_OBJECTIVE_
Each line that contains the word "name" counts once; give the total for the records below and nothing else.

Records from a collection of figures:
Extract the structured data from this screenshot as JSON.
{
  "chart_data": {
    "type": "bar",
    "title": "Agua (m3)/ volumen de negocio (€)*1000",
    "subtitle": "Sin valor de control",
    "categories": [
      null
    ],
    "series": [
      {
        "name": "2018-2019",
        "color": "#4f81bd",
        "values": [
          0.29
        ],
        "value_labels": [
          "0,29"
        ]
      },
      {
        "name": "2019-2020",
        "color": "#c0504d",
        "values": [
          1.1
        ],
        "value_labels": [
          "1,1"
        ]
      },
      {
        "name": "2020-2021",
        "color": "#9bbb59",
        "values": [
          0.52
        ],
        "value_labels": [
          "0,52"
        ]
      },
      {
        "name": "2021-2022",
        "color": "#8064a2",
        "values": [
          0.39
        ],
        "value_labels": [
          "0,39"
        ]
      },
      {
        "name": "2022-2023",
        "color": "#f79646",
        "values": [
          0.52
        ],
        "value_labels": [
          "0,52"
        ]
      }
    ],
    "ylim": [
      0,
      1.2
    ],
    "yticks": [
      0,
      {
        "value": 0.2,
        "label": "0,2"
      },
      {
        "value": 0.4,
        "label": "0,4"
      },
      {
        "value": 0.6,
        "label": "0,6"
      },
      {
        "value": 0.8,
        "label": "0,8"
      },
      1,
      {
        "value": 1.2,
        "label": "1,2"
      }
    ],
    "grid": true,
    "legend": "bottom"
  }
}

_COMPLETED EXERCISE_
5